EXCERPTED RECORDS -
>>>
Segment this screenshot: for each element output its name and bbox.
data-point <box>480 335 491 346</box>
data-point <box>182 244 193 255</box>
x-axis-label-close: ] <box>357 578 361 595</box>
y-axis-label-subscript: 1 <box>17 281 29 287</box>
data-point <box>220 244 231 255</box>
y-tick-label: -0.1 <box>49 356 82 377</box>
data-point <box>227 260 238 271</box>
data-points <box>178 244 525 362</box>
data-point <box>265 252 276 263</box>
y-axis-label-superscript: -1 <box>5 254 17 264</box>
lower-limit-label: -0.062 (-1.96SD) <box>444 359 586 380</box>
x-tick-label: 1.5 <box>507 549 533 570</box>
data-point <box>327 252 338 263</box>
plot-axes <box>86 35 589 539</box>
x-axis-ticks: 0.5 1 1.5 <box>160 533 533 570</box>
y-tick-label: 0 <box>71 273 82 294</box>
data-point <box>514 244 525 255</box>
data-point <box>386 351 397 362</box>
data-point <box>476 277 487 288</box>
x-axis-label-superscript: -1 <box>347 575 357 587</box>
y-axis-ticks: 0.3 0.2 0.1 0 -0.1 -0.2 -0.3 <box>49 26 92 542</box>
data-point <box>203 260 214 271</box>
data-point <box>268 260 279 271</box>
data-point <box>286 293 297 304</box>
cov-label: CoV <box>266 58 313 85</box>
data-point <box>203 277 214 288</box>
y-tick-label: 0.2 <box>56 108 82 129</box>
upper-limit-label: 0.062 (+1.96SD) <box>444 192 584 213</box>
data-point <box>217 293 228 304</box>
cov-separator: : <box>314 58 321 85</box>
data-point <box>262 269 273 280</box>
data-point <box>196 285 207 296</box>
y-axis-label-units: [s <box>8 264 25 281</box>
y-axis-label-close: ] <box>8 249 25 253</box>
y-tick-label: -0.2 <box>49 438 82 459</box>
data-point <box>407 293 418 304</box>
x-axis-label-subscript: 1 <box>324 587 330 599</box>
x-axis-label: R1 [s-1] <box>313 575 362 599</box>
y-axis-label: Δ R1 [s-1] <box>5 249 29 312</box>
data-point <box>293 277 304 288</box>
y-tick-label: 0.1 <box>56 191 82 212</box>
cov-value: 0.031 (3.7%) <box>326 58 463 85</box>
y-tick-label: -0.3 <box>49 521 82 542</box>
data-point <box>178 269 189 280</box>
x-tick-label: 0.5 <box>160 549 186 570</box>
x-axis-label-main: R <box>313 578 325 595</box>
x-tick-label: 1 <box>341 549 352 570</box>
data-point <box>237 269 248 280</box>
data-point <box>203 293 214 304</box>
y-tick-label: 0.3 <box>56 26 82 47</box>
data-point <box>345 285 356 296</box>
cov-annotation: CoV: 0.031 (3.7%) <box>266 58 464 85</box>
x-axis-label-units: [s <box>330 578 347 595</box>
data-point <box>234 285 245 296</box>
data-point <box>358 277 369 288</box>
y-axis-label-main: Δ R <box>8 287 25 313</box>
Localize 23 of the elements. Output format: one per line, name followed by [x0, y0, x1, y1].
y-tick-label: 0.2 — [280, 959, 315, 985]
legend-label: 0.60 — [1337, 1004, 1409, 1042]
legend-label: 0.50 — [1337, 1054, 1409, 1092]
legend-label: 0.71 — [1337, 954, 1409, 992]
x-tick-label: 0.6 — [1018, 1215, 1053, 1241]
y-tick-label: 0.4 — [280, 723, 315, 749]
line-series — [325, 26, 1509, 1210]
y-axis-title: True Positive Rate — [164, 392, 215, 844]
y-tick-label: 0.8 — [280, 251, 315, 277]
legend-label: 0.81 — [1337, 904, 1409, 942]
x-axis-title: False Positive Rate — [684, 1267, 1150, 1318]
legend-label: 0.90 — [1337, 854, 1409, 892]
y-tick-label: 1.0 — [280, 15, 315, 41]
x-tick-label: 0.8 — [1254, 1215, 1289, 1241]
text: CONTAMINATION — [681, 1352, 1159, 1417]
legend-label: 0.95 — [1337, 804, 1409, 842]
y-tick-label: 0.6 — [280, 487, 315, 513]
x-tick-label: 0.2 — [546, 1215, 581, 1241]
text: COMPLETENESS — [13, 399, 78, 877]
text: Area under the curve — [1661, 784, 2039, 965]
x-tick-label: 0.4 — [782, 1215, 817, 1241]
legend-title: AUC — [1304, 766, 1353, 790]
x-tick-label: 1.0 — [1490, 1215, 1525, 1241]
<<<
WORK REQUIRED - Please quote the records from the start through the line containing "upper-limit-label: 0.062 (+1.96SD)", with both ends included.

FINISHED TASK -
Segment this screenshot: for each element output its name and bbox.
data-point <box>480 335 491 346</box>
data-point <box>182 244 193 255</box>
x-axis-label-close: ] <box>357 578 361 595</box>
y-axis-label-subscript: 1 <box>17 281 29 287</box>
data-point <box>220 244 231 255</box>
y-tick-label: -0.1 <box>49 356 82 377</box>
data-point <box>227 260 238 271</box>
data-points <box>178 244 525 362</box>
data-point <box>265 252 276 263</box>
y-axis-label-superscript: -1 <box>5 254 17 264</box>
lower-limit-label: -0.062 (-1.96SD) <box>444 359 586 380</box>
x-tick-label: 1.5 <box>507 549 533 570</box>
data-point <box>327 252 338 263</box>
plot-axes <box>86 35 589 539</box>
x-axis-ticks: 0.5 1 1.5 <box>160 533 533 570</box>
y-tick-label: 0 <box>71 273 82 294</box>
data-point <box>514 244 525 255</box>
data-point <box>386 351 397 362</box>
data-point <box>476 277 487 288</box>
x-axis-label-superscript: -1 <box>347 575 357 587</box>
y-axis-ticks: 0.3 0.2 0.1 0 -0.1 -0.2 -0.3 <box>49 26 92 542</box>
data-point <box>203 260 214 271</box>
data-point <box>268 260 279 271</box>
data-point <box>286 293 297 304</box>
cov-label: CoV <box>266 58 313 85</box>
data-point <box>203 277 214 288</box>
y-tick-label: 0.2 <box>56 108 82 129</box>
upper-limit-label: 0.062 (+1.96SD) <box>444 192 584 213</box>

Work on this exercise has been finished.